> [Exercise prompt]:
Check every line below for the word "text" and show those that hold it.

Dataset items
····················

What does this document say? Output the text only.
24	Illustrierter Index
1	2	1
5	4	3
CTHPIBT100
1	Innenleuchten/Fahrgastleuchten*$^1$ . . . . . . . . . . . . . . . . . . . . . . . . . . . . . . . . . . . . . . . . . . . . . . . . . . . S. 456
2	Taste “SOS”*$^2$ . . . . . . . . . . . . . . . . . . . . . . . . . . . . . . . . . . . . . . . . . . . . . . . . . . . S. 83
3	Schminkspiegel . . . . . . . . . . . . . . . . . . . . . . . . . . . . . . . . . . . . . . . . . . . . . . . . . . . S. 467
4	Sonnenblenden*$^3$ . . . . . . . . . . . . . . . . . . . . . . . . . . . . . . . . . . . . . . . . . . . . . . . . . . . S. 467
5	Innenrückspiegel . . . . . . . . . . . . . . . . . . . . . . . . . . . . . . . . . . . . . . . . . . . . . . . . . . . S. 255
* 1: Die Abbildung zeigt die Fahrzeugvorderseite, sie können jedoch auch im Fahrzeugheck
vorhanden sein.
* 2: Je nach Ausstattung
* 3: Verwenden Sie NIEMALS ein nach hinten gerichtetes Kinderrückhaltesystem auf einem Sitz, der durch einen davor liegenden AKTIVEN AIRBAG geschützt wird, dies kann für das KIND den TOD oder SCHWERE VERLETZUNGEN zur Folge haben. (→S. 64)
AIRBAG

····················

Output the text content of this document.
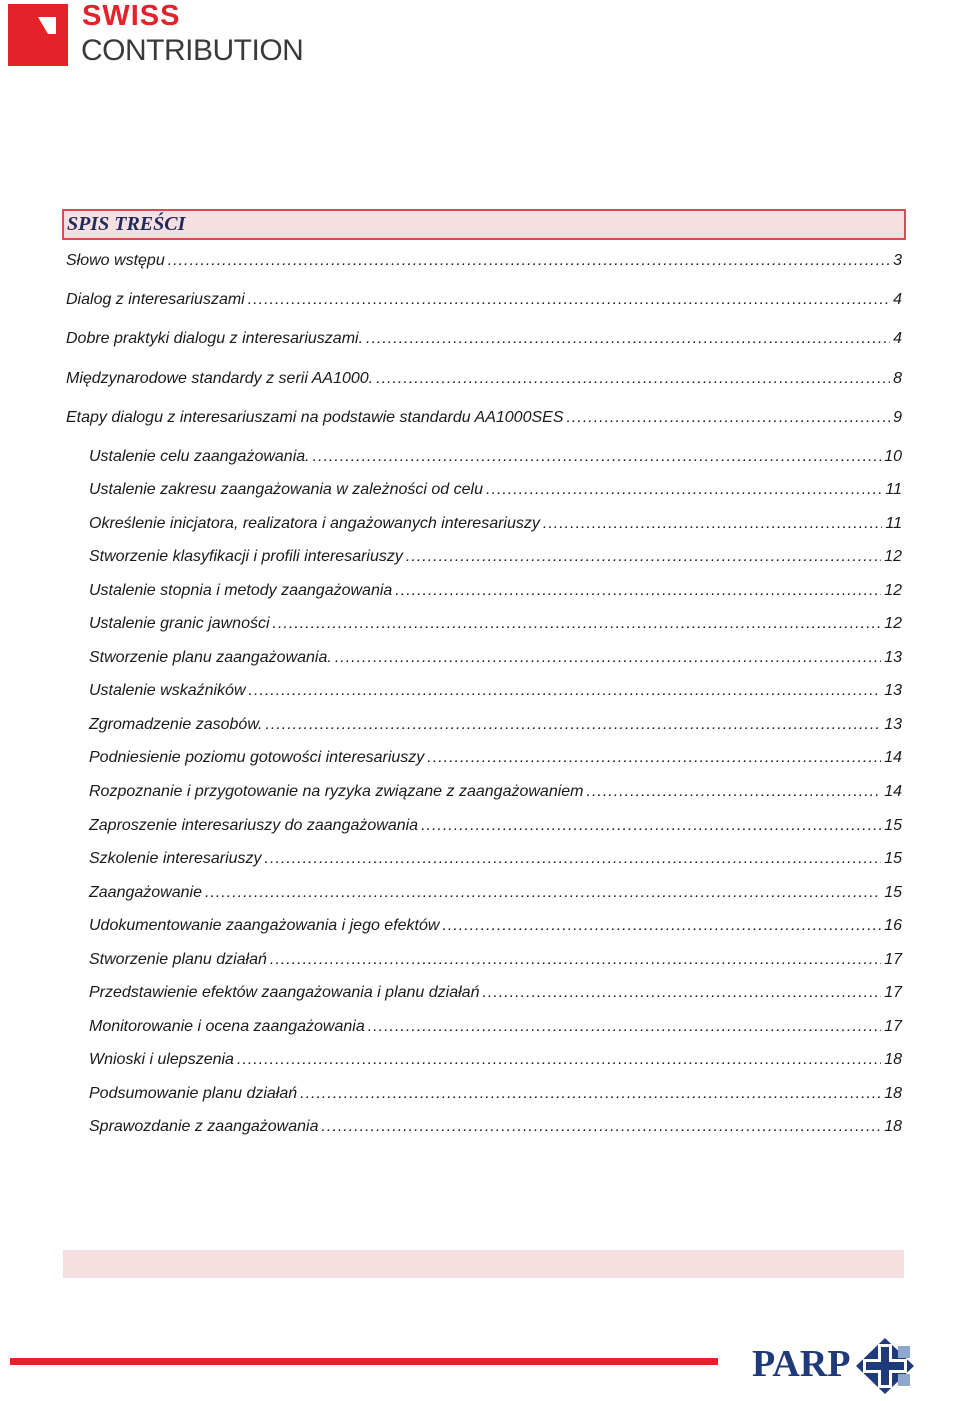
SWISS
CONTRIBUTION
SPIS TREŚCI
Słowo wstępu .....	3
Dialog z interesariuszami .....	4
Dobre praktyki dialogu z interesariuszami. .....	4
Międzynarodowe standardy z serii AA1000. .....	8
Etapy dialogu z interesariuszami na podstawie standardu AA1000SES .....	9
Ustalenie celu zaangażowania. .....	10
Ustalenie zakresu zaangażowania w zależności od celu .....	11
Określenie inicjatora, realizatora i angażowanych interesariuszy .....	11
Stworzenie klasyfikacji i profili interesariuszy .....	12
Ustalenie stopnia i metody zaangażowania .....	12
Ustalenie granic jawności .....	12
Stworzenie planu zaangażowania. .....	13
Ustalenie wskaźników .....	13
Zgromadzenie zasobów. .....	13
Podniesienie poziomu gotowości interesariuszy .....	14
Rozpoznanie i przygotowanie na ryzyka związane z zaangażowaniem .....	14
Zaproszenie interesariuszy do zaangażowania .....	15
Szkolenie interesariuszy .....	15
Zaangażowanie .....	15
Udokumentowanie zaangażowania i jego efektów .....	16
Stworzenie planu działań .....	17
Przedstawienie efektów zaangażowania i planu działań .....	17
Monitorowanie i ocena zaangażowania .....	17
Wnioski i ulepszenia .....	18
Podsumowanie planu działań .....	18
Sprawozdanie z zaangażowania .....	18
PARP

····················

> [Solution for this problem]:
What does this document say? Output the text only.
Output the text content of this document.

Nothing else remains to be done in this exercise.